+++ RECORDS TO PROCESS +++

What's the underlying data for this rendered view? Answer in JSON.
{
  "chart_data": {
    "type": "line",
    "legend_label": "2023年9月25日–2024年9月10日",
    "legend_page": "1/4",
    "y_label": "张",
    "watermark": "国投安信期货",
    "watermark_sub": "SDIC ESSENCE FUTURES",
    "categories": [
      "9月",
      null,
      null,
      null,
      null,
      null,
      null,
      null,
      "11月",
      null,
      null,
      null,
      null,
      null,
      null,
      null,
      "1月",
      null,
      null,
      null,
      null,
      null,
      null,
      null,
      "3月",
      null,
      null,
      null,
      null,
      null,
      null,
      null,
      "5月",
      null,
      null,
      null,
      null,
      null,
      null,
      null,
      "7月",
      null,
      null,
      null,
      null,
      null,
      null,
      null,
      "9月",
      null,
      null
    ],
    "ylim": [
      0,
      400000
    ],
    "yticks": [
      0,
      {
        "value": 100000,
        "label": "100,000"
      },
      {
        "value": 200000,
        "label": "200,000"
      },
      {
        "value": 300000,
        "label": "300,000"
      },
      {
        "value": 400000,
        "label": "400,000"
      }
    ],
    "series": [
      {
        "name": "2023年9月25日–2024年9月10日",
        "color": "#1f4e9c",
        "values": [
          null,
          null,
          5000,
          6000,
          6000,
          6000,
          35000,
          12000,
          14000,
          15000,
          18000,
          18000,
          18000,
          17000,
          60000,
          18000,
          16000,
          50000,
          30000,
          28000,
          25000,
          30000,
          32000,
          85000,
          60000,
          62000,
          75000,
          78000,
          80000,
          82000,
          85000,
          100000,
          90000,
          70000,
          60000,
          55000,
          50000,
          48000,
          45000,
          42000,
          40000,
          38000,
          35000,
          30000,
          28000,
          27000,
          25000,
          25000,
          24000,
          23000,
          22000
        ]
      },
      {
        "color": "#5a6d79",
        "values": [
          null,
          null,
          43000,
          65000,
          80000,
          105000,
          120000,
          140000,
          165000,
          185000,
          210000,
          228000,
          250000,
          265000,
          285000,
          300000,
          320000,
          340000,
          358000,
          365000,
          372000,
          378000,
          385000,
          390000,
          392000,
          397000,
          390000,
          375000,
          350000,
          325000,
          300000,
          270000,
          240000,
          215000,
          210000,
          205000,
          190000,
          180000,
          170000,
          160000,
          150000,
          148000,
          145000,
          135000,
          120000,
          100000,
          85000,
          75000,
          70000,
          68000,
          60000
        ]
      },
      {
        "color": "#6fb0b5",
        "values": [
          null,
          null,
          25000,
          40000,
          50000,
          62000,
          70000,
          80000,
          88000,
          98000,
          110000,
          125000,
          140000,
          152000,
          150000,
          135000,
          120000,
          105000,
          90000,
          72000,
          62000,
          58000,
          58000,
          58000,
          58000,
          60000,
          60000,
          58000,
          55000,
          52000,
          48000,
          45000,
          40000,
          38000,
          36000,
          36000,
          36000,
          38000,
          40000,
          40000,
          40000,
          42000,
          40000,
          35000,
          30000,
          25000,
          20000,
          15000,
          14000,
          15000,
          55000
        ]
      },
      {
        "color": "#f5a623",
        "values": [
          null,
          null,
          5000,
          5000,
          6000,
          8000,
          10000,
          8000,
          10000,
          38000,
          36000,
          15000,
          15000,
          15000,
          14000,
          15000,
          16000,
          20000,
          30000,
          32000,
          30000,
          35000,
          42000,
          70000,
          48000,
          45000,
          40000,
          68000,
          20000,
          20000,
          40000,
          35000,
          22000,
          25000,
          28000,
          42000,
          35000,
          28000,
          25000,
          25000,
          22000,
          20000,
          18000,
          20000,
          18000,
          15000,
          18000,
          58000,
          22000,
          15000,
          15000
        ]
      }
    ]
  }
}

+++

PROBLEM DETAILS: Repeat the data precisely, reproducing every entry.

TASK SOLUTION:
What's the underlying data for this rendered view? Answer in JSON.
{
  "chart_data": {
    "type": "line",
    "legend_label": "2023年9月25日–2024年9月10日",
    "legend_page": "1/4",
    "y_label": "张",
    "watermark": "国投安信期货",
    "watermark_sub": "SDIC ESSENCE FUTURES",
    "categories": [
      "9月",
      null,
      null,
      null,
      null,
      null,
      null,
      null,
      "11月",
      null,
      null,
      null,
      null,
      null,
      null,
      null,
      "1月",
      null,
      null,
      null,
      null,
      null,
      null,
      null,
      "3月",
      null,
      null,
      null,
      null,
      null,
      null,
      null,
      "5月",
      null,
      null,
      null,
      null,
      null,
      null,
      null,
      "7月",
      null,
      null,
      null,
      null,
      null,
      null,
      null,
      "9月",
      null,
      null
    ],
    "ylim": [
      0,
      400000
    ],
    "yticks": [
      0,
      {
        "value": 100000,
        "label": "100,000"
      },
      {
        "value": 200000,
        "label": "200,000"
      },
      {
        "value": 300000,
        "label": "300,000"
      },
      {
        "value": 400000,
        "label": "400,000"
      }
    ],
    "series": [
      {
        "name": "2023年9月25日–2024年9月10日",
        "color": "#1f4e9c",
        "values": [
          null,
          null,
          5000,
          6000,
          6000,
          6000,
          35000,
          12000,
          14000,
          15000,
          18000,
          18000,
          18000,
          17000,
          60000,
          18000,
          16000,
          50000,
          30000,
          28000,
          25000,
          30000,
          32000,
          85000,
          60000,
          62000,
          75000,
          78000,
          80000,
          82000,
          85000,
          100000,
          90000,
          70000,
          60000,
          55000,
          50000,
          48000,
          45000,
          42000,
          40000,
          38000,
          35000,
          30000,
          28000,
          27000,
          25000,
          25000,
          24000,
          23000,
          22000
        ]
      },
      {
        "color": "#5a6d79",
        "values": [
          null,
          null,
          43000,
          65000,
          80000,
          105000,
          120000,
          140000,
          165000,
          185000,
          210000,
          228000,
          250000,
          265000,
          285000,
          300000,
          320000,
          340000,
          358000,
          365000,
          372000,
          378000,
          385000,
          390000,
          392000,
          397000,
          390000,
          375000,
          350000,
          325000,
          300000,
          270000,
          240000,
          215000,
          210000,
          205000,
          190000,
          180000,
          170000,
          160000,
          150000,
          148000,
          145000,
          135000,
          120000,
          100000,
          85000,
          75000,
          70000,
          68000,
          60000
        ]
      },
      {
        "color": "#6fb0b5",
        "values": [
          null,
          null,
          25000,
          40000,
          50000,
          62000,
          70000,
          80000,
          88000,
          98000,
          110000,
          125000,
          140000,
          152000,
          150000,
          135000,
          120000,
          105000,
          90000,
          72000,
          62000,
          58000,
          58000,
          58000,
          58000,
          60000,
          60000,
          58000,
          55000,
          52000,
          48000,
          45000,
          40000,
          38000,
          36000,
          36000,
          36000,
          38000,
          40000,
          40000,
          40000,
          42000,
          40000,
          35000,
          30000,
          25000,
          20000,
          15000,
          14000,
          15000,
          55000
        ]
      },
      {
        "color": "#f5a623",
        "values": [
          null,
          null,
          5000,
          5000,
          6000,
          8000,
          10000,
          8000,
          10000,
          38000,
          36000,
          15000,
          15000,
          15000,
          14000,
          15000,
          16000,
          20000,
          30000,
          32000,
          30000,
          35000,
          42000,
          70000,
          48000,
          45000,
          40000,
          68000,
          20000,
          20000,
          40000,
          35000,
          22000,
          25000,
          28000,
          42000,
          35000,
          28000,
          25000,
          25000,
          22000,
          20000,
          18000,
          20000,
          18000,
          15000,
          18000,
          58000,
          22000,
          15000,
          15000
        ]
      }
    ]
  }
}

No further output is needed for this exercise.